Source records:
'''

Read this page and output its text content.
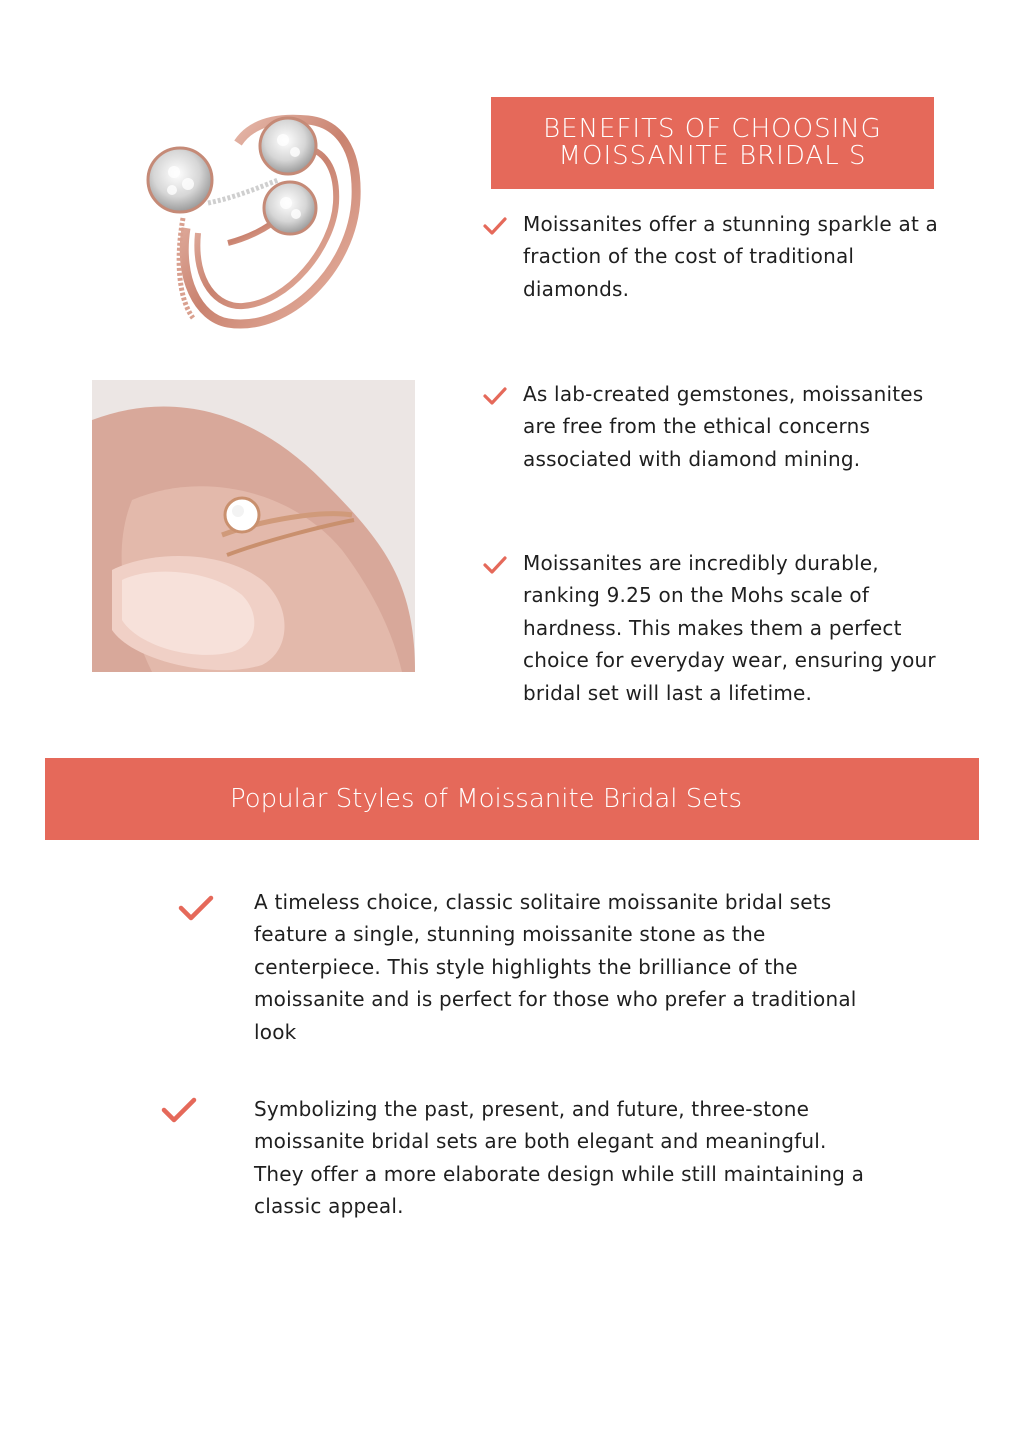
BENEFITS OF CHOOSING
MOISSANITE BRIDAL S
Moissanites offer a stunning sparkle at a
fraction of the cost of traditional
diamonds.
As lab-created gemstones, moissanites
are free from the ethical concerns
associated with diamond mining.
Moissanites are incredibly durable,
ranking 9.25 on the Mohs scale of
hardness. This makes them a perfect
choice for everyday wear, ensuring your
bridal set will last a lifetime.
Popular Styles of Moissanite Bridal Sets
A timeless choice, classic solitaire moissanite bridal sets
feature a single, stunning moissanite stone as the
centerpiece. This style highlights the brilliance of the
moissanite and is perfect for those who prefer a traditional
look
Symbolizing the past, present, and future, three-stone
moissanite bridal sets are both elegant and meaningful.
They offer a more elaborate design while still maintaining a
classic appeal.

'''

* Work to do *
Pull out all lines containing the word "traditional" from the entries above.

* Final result *
fraction of the cost of traditional
moissanite and is perfect for those who prefer a traditional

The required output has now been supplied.